#### Excerpted records ####

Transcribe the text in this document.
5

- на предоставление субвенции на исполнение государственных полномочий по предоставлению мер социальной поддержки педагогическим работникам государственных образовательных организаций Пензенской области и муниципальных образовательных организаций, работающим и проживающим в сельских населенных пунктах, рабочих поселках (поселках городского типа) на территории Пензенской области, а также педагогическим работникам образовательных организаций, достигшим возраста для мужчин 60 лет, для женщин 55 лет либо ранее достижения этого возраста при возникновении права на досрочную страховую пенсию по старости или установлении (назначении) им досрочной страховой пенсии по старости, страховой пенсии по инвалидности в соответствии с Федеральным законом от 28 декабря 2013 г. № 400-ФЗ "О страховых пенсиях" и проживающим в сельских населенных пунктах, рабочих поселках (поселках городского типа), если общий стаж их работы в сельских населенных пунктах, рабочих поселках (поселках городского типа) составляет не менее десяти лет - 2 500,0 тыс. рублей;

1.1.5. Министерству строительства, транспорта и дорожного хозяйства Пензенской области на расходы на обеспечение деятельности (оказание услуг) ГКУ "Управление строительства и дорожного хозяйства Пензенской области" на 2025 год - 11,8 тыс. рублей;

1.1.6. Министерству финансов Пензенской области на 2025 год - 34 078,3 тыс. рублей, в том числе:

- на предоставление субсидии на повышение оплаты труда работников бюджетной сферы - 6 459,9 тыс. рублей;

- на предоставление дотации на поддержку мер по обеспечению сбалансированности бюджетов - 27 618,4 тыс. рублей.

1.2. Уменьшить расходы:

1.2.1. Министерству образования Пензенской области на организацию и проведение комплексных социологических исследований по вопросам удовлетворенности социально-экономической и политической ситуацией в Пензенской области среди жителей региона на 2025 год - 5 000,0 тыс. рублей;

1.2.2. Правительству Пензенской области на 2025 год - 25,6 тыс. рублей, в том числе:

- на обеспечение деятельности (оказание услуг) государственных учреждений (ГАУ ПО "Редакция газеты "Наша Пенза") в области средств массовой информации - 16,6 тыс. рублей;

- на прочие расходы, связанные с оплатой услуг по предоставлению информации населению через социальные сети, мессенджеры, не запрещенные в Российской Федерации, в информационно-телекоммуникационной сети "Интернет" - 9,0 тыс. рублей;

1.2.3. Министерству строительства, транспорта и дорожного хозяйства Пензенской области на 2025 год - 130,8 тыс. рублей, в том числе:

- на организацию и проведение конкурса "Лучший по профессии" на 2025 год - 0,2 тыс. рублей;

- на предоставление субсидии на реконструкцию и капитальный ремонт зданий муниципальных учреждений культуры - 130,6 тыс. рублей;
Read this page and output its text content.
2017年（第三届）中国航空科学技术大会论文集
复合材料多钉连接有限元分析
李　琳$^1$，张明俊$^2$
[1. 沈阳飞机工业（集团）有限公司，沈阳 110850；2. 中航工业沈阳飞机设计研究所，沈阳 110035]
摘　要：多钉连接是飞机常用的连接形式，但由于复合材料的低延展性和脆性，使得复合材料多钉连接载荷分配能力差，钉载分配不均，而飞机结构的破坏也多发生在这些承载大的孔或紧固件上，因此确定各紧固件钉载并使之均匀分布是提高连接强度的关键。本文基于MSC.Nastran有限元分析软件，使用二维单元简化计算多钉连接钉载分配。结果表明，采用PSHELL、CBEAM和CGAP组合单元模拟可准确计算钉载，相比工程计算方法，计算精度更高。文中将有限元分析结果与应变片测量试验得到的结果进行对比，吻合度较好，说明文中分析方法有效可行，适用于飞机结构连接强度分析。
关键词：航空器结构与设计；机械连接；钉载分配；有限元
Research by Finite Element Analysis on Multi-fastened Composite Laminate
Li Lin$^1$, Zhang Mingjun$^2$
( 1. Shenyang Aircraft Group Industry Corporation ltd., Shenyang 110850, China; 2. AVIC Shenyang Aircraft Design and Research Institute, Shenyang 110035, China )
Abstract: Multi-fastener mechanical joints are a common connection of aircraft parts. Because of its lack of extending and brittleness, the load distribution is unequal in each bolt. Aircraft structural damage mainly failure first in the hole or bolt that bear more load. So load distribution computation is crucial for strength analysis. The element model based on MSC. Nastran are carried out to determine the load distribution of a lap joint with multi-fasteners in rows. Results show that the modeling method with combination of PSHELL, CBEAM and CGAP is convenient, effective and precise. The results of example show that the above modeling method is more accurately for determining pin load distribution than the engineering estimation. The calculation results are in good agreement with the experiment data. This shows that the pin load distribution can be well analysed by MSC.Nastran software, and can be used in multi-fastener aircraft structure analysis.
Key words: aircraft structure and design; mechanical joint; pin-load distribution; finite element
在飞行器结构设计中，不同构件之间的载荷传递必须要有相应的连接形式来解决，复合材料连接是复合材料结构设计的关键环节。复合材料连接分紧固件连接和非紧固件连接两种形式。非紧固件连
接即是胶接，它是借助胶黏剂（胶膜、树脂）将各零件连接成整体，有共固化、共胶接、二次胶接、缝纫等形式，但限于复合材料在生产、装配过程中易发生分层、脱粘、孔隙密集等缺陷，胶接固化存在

####

Given task » Write the material out exactly, with nothing left out.

Solution »
Transcribe the text in this document.
5

- на предоставление субвенции на исполнение государственных полномочий по предоставлению мер социальной поддержки педагогическим работникам государственных образовательных организаций Пензенской области и муниципальных образовательных организаций, работающим и проживающим в сельских населенных пунктах, рабочих поселках (поселках городского типа) на территории Пензенской области, а также педагогическим работникам образовательных организаций, достигшим возраста для мужчин 60 лет, для женщин 55 лет либо ранее достижения этого возраста при возникновении права на досрочную страховую пенсию по старости или установлении (назначении) им досрочной страховой пенсии по старости, страховой пенсии по инвалидности в соответствии с Федеральным законом от 28 декабря 2013 г. № 400-ФЗ "О страховых пенсиях" и проживающим в сельских населенных пунктах, рабочих поселках (поселках городского типа), если общий стаж их работы в сельских населенных пунктах, рабочих поселках (поселках городского типа) составляет не менее десяти лет - 2 500,0 тыс. рублей;

1.1.5. Министерству строительства, транспорта и дорожного хозяйства Пензенской области на расходы на обеспечение деятельности (оказание услуг) ГКУ "Управление строительства и дорожного хозяйства Пензенской области" на 2025 год - 11,8 тыс. рублей;

1.1.6. Министерству финансов Пензенской области на 2025 год - 34 078,3 тыс. рублей, в том числе:

- на предоставление субсидии на повышение оплаты труда работников бюджетной сферы - 6 459,9 тыс. рублей;

- на предоставление дотации на поддержку мер по обеспечению сбалансированности бюджетов - 27 618,4 тыс. рублей.

1.2. Уменьшить расходы:

1.2.1. Министерству образования Пензенской области на организацию и проведение комплексных социологических исследований по вопросам удовлетворенности социально-экономической и политической ситуацией в Пензенской области среди жителей региона на 2025 год - 5 000,0 тыс. рублей;

1.2.2. Правительству Пензенской области на 2025 год - 25,6 тыс. рублей, в том числе:

- на обеспечение деятельности (оказание услуг) государственных учреждений (ГАУ ПО "Редакция газеты "Наша Пенза") в области средств массовой информации - 16,6 тыс. рублей;

- на прочие расходы, связанные с оплатой услуг по предоставлению информации населению через социальные сети, мессенджеры, не запрещенные в Российской Федерации, в информационно-телекоммуникационной сети "Интернет" - 9,0 тыс. рублей;

1.2.3. Министерству строительства, транспорта и дорожного хозяйства Пензенской области на 2025 год - 130,8 тыс. рублей, в том числе:

- на организацию и проведение конкурса "Лучший по профессии" на 2025 год - 0,2 тыс. рублей;

- на предоставление субсидии на реконструкцию и капитальный ремонт зданий муниципальных учреждений культуры - 130,6 тыс. рублей;
Read this page and output its text content.
2017年（第三届）中国航空科学技术大会论文集
复合材料多钉连接有限元分析
李　琳$^1$，张明俊$^2$
[1. 沈阳飞机工业（集团）有限公司，沈阳 110850；2. 中航工业沈阳飞机设计研究所，沈阳 110035]
摘　要：多钉连接是飞机常用的连接形式，但由于复合材料的低延展性和脆性，使得复合材料多钉连接载荷分配能力差，钉载分配不均，而飞机结构的破坏也多发生在这些承载大的孔或紧固件上，因此确定各紧固件钉载并使之均匀分布是提高连接强度的关键。本文基于MSC.Nastran有限元分析软件，使用二维单元简化计算多钉连接钉载分配。结果表明，采用PSHELL、CBEAM和CGAP组合单元模拟可准确计算钉载，相比工程计算方法，计算精度更高。文中将有限元分析结果与应变片测量试验得到的结果进行对比，吻合度较好，说明文中分析方法有效可行，适用于飞机结构连接强度分析。
关键词：航空器结构与设计；机械连接；钉载分配；有限元
Research by Finite Element Analysis on Multi-fastened Composite Laminate
Li Lin$^1$, Zhang Mingjun$^2$
( 1. Shenyang Aircraft Group Industry Corporation ltd., Shenyang 110850, China; 2. AVIC Shenyang Aircraft Design and Research Institute, Shenyang 110035, China )
Abstract: Multi-fastener mechanical joints are a common connection of aircraft parts. Because of its lack of extending and brittleness, the load distribution is unequal in each bolt. Aircraft structural damage mainly failure first in the hole or bolt that bear more load. So load distribution computation is crucial for strength analysis. The element model based on MSC. Nastran are carried out to determine the load distribution of a lap joint with multi-fasteners in rows. Results show that the modeling method with combination of PSHELL, CBEAM and CGAP is convenient, effective and precise. The results of example show that the above modeling method is more accurately for determining pin load distribution than the engineering estimation. The calculation results are in good agreement with the experiment data. This shows that the pin load distribution can be well analysed by MSC.Nastran software, and can be used in multi-fastener aircraft structure analysis.
Key words: aircraft structure and design; mechanical joint; pin-load distribution; finite element
在飞行器结构设计中，不同构件之间的载荷传递必须要有相应的连接形式来解决，复合材料连接是复合材料结构设计的关键环节。复合材料连接分紧固件连接和非紧固件连接两种形式。非紧固件连
接即是胶接，它是借助胶黏剂（胶膜、树脂）将各零件连接成整体，有共固化、共胶接、二次胶接、缝纫等形式，但限于复合材料在生产、装配过程中易发生分层、脱粘、孔隙密集等缺陷，胶接固化存在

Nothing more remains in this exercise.